#### Provided records

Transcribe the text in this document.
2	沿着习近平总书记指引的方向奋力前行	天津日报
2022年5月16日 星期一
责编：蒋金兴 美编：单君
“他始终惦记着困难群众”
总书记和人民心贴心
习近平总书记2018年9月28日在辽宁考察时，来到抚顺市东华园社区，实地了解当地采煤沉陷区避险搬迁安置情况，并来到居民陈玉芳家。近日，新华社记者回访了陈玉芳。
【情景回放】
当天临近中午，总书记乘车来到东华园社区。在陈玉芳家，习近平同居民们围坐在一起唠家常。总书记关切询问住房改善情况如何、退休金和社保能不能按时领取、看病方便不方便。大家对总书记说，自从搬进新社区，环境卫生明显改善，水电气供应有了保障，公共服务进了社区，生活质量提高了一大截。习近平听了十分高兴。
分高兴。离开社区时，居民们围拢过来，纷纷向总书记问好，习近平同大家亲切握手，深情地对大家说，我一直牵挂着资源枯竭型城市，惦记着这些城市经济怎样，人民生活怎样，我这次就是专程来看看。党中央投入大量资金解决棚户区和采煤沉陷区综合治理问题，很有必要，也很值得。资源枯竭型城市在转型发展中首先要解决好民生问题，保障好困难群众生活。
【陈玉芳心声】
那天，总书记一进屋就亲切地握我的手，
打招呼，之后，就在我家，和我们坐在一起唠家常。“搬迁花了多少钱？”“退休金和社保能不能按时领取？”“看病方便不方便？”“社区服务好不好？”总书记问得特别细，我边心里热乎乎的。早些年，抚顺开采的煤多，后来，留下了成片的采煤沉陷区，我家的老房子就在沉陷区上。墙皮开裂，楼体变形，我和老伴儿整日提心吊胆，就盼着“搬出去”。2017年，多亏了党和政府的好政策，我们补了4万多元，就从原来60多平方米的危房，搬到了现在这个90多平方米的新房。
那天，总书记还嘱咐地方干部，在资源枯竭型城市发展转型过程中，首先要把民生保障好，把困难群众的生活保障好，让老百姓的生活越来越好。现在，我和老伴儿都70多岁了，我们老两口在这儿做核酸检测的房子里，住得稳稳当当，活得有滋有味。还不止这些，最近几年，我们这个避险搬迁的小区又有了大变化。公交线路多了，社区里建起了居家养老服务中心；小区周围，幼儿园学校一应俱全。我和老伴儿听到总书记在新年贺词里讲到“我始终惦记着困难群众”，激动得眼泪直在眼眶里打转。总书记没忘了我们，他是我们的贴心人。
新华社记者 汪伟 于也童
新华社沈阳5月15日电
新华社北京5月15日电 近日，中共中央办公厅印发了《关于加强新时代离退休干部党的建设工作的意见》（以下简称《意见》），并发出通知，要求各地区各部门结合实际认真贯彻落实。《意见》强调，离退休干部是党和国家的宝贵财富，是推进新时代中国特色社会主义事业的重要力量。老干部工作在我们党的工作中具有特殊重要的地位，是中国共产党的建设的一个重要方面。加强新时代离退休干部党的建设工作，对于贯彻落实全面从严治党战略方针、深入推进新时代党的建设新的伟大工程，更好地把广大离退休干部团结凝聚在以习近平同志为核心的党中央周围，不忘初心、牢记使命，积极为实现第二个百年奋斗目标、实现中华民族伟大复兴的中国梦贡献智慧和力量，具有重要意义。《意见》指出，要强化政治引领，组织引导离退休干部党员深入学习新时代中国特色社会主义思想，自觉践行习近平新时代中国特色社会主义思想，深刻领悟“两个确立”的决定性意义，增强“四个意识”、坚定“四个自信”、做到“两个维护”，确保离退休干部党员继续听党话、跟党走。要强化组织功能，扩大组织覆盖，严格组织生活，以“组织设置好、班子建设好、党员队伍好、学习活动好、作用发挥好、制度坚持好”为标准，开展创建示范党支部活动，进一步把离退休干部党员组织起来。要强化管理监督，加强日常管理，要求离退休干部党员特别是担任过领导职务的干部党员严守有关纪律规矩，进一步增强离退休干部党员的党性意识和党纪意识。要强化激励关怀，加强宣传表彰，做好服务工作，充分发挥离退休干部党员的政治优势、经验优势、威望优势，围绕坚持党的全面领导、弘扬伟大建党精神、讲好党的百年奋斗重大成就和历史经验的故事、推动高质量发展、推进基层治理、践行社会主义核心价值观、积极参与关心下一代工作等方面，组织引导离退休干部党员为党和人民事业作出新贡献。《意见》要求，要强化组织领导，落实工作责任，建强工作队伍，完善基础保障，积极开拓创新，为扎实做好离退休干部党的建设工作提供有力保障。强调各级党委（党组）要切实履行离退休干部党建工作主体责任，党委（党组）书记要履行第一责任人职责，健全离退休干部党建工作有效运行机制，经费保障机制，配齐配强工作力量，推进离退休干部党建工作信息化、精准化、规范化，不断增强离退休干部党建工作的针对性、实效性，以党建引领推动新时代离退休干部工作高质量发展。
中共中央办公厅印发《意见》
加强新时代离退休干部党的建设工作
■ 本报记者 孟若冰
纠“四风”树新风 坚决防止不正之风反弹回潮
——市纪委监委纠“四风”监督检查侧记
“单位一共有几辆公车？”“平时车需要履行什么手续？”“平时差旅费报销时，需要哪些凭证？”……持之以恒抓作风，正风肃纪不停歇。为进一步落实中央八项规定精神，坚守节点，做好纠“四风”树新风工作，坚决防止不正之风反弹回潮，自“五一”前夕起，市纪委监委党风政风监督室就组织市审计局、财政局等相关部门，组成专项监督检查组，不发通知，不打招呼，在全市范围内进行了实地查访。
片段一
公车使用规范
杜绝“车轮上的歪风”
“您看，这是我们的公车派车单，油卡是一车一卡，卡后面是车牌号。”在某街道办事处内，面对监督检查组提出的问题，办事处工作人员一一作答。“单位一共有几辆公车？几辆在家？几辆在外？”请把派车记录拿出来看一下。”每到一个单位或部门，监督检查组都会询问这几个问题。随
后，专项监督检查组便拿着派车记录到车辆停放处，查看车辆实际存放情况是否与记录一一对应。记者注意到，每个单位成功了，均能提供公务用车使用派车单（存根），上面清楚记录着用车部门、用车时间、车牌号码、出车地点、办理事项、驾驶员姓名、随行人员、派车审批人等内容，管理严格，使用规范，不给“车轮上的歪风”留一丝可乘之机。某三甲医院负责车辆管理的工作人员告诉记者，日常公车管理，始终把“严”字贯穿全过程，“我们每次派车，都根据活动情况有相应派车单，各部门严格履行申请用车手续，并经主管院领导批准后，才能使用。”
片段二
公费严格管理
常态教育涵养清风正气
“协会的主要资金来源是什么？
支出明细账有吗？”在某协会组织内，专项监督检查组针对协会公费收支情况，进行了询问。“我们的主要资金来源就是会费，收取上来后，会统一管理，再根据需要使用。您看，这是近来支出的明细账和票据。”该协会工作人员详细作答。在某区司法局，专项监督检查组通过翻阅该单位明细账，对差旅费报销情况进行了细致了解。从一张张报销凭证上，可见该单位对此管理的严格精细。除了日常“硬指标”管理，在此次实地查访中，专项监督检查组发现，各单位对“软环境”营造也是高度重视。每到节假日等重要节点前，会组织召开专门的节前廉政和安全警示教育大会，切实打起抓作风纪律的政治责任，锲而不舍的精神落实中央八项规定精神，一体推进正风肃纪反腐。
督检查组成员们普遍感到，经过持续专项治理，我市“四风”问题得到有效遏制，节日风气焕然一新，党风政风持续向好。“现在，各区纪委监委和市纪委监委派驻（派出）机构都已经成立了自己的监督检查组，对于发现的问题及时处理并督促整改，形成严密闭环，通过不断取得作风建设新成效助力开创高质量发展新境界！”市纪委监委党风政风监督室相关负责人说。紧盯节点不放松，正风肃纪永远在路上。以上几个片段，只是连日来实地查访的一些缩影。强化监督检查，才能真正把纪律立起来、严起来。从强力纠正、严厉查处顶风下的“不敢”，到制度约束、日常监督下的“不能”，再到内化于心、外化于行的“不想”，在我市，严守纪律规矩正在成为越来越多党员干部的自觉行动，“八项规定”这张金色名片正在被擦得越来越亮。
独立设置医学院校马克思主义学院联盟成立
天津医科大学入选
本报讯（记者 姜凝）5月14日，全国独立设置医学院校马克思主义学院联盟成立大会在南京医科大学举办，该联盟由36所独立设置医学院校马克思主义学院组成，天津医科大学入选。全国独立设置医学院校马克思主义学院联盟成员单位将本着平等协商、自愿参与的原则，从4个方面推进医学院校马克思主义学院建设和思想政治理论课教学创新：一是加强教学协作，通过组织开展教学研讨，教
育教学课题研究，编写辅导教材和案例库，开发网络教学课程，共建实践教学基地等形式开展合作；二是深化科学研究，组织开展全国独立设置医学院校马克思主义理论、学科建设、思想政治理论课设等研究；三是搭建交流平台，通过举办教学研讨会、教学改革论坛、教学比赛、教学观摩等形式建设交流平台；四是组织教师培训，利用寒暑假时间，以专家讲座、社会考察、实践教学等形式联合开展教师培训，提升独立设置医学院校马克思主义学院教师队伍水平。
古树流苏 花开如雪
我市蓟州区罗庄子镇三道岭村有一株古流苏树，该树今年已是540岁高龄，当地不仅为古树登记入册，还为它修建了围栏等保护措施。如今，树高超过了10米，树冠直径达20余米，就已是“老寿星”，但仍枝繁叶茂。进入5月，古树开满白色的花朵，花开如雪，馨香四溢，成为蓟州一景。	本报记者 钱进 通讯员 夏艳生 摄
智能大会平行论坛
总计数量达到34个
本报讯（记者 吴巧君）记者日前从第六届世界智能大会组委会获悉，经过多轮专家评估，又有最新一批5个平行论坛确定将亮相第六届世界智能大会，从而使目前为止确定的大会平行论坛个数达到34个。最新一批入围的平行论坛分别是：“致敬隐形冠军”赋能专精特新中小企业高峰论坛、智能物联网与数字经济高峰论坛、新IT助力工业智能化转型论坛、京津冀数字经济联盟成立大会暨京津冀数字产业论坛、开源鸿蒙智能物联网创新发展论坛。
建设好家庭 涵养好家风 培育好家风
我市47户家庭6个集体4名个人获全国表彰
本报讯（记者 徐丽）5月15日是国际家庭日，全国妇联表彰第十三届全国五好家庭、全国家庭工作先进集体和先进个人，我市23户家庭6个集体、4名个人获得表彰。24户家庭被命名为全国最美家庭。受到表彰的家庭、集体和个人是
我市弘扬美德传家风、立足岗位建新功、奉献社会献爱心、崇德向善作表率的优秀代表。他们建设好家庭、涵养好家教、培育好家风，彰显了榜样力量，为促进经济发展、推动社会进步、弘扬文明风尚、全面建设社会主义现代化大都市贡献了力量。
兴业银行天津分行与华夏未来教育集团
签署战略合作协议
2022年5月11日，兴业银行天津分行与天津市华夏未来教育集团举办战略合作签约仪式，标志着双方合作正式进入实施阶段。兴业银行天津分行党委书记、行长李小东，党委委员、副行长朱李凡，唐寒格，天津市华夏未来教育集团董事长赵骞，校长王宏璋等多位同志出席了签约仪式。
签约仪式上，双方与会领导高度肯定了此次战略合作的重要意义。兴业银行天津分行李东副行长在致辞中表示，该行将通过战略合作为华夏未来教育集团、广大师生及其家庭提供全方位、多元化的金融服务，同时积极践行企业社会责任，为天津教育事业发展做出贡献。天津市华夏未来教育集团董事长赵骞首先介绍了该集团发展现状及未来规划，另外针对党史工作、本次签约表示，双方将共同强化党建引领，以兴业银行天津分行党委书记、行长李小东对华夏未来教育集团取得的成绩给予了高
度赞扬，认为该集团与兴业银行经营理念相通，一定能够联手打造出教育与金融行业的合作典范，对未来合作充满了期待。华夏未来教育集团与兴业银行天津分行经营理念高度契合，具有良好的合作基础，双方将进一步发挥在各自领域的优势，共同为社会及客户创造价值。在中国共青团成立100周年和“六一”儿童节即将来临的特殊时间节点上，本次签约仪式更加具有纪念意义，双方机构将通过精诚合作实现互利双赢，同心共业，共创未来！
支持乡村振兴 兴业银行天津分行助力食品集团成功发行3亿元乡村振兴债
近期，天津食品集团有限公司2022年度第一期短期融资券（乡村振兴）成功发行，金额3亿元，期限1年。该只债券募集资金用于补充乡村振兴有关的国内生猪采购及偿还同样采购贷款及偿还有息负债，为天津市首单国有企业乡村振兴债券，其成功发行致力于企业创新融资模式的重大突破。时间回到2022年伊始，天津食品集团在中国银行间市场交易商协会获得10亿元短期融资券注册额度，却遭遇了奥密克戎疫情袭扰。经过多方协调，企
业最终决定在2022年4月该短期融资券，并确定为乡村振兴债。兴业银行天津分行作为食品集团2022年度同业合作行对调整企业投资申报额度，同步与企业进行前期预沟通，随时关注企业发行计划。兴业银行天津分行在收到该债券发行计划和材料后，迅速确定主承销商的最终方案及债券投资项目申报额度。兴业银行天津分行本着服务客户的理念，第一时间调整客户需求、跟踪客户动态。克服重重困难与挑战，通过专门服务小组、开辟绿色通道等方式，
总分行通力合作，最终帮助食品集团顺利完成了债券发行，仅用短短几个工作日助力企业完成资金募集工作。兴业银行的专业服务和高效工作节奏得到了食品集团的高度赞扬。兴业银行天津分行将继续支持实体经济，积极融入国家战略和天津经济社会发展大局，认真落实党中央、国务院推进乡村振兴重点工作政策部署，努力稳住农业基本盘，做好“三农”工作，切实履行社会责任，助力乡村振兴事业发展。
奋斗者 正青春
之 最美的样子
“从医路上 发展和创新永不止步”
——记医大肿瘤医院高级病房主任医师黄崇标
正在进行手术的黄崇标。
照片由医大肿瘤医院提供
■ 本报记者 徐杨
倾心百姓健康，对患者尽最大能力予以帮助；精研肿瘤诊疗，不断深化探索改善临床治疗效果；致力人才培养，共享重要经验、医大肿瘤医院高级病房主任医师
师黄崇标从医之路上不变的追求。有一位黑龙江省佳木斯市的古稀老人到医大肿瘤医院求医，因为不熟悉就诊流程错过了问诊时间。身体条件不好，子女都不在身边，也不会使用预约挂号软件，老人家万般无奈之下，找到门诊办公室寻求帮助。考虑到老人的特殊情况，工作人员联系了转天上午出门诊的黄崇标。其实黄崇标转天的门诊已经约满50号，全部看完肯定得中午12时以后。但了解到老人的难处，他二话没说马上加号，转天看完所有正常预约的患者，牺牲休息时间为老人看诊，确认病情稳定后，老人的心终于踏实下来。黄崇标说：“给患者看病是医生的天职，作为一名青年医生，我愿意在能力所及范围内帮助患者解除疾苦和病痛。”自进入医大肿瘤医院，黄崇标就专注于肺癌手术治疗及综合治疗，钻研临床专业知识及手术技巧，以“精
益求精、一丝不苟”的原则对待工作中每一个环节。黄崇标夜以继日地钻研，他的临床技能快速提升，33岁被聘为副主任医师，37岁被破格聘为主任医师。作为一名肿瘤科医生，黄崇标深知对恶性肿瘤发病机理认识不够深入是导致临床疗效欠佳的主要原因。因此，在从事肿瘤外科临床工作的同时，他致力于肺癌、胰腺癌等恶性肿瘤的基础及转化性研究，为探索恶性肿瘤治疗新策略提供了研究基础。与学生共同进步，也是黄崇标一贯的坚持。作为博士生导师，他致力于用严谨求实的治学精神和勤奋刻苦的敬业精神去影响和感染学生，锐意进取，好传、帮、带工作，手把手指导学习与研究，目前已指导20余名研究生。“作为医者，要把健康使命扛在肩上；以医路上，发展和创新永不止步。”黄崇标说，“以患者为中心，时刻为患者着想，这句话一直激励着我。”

########

Count how many lines include the string "车轮上的歪风". Nothing but the number is needed.

2